Stored items from a collection:
※
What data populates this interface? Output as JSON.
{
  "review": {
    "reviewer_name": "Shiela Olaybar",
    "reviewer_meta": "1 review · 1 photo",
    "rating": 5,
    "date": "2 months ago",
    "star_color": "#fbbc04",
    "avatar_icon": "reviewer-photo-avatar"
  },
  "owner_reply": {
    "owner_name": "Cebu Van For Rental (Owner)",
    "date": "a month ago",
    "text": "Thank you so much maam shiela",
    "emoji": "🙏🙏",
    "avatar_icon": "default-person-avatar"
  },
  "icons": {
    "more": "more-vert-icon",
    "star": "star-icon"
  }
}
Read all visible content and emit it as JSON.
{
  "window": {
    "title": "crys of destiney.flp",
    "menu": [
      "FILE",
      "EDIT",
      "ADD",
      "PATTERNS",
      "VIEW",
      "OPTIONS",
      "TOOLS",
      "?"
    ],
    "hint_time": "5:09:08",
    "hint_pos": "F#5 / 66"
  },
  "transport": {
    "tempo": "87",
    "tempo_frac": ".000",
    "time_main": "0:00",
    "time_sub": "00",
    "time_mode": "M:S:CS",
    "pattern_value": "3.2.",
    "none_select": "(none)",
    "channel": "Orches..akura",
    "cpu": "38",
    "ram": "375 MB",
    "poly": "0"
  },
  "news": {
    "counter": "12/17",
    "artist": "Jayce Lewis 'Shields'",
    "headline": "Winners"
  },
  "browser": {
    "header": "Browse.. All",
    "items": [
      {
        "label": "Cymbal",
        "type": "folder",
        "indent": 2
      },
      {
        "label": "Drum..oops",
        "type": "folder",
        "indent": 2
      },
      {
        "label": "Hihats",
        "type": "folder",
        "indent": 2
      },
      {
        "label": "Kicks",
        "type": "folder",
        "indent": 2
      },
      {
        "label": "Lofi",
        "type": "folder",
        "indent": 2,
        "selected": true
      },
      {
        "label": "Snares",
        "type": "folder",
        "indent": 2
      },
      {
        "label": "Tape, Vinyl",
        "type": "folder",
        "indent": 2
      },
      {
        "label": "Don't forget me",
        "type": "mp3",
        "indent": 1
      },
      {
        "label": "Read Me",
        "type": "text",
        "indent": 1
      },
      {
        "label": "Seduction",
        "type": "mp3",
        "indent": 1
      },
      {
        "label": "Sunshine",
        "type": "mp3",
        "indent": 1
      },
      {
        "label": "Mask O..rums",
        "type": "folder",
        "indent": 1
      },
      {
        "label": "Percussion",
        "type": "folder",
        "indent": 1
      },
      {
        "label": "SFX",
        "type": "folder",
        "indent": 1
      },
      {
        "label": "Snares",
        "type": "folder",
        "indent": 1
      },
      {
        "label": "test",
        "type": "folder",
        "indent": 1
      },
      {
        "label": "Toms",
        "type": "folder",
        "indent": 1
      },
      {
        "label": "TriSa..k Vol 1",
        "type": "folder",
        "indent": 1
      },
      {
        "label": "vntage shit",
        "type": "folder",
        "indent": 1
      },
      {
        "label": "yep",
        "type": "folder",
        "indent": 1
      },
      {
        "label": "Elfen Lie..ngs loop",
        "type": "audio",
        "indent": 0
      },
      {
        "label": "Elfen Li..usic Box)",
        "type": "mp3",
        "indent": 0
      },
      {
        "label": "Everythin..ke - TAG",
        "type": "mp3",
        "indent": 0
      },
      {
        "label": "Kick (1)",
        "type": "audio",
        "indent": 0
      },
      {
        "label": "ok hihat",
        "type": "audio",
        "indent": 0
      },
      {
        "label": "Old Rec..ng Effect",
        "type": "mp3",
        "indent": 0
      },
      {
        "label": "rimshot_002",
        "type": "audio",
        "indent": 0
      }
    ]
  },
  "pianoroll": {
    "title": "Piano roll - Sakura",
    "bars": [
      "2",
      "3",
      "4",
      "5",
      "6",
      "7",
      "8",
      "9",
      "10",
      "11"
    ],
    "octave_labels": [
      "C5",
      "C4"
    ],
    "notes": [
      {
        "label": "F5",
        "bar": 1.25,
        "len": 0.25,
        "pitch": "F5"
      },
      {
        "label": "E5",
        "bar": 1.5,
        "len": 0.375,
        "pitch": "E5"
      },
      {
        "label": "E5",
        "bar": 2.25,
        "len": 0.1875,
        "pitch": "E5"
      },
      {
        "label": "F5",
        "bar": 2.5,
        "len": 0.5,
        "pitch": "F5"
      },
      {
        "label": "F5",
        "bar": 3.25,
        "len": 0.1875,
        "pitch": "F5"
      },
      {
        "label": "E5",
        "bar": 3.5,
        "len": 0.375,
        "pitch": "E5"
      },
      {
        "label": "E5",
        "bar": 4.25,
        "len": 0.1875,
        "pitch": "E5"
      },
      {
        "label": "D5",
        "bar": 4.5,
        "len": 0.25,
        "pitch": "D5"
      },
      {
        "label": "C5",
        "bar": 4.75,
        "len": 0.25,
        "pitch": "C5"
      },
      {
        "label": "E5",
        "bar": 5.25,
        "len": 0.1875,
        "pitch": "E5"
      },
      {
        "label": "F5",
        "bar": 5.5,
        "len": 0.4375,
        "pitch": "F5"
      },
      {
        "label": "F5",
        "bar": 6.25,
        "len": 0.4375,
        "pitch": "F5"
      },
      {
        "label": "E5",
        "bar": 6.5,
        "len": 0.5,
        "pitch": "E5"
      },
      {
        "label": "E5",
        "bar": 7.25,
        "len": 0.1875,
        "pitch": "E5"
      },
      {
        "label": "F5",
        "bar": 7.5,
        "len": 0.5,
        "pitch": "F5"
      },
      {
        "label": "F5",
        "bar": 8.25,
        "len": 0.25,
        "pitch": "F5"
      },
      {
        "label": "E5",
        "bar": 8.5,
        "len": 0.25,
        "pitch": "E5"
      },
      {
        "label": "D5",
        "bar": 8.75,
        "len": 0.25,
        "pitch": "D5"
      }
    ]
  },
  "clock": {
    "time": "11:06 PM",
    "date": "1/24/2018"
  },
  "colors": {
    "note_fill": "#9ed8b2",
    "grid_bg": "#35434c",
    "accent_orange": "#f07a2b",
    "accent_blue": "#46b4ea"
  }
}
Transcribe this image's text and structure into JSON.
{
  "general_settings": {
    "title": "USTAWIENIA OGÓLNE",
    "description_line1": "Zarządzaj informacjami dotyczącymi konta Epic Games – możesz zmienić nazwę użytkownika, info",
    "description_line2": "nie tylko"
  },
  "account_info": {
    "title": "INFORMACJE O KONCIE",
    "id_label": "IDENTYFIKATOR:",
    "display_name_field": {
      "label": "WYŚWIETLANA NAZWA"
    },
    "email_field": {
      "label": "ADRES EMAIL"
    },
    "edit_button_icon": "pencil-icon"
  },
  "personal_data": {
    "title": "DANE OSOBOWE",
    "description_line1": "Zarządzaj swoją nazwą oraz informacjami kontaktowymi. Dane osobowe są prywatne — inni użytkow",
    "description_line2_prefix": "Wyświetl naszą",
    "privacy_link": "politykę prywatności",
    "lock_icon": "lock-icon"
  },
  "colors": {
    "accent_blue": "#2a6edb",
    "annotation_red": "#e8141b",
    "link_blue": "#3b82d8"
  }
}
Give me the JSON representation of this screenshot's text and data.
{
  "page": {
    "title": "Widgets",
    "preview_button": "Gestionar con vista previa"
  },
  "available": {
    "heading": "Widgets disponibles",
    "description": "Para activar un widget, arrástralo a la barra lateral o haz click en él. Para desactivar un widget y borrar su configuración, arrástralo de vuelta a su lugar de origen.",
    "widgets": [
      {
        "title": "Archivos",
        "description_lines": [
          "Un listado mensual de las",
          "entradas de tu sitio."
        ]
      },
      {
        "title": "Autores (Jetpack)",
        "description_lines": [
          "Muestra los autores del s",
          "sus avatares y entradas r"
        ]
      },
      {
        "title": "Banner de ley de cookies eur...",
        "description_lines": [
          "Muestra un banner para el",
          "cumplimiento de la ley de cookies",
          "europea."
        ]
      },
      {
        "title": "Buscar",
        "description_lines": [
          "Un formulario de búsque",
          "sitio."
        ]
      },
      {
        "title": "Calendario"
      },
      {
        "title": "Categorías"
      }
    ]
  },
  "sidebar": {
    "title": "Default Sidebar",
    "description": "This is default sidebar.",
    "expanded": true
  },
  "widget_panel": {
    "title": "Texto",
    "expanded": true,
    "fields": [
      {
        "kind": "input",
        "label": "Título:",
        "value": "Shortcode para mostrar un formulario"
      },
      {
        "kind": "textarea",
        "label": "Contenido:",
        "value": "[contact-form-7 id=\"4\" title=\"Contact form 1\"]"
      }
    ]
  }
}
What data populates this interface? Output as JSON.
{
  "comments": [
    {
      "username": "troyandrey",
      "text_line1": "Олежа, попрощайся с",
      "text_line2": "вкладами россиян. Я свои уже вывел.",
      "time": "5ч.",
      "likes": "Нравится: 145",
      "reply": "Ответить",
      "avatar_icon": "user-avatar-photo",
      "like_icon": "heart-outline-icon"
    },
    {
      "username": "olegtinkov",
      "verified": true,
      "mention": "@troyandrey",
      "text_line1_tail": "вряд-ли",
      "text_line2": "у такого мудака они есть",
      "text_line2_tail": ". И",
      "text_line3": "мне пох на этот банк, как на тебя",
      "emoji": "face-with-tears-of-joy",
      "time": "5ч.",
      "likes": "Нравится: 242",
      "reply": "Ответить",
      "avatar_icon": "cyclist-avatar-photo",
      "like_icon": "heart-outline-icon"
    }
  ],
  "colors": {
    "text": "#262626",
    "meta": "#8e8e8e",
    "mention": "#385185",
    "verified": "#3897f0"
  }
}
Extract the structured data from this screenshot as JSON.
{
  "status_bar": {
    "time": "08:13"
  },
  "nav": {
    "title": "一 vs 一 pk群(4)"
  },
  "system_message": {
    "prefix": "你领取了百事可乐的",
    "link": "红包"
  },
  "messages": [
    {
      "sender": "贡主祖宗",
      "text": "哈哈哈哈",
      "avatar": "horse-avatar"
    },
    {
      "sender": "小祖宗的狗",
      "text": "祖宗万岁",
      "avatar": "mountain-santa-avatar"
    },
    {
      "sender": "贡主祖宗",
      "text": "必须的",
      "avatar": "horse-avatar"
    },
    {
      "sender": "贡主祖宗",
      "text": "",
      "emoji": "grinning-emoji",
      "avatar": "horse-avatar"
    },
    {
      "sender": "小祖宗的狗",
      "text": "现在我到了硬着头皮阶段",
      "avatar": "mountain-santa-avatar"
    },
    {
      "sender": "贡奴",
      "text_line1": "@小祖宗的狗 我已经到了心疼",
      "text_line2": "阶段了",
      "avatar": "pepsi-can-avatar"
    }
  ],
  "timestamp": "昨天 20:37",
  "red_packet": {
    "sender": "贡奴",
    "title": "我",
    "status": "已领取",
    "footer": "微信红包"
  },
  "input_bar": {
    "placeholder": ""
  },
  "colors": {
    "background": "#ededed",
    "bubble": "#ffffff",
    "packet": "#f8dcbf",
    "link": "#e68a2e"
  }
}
※
Copy all lines of the listing above that contain the string "Muestra".

Correct output:
          "Muestra los autores del s",
          "Muestra un banner para el",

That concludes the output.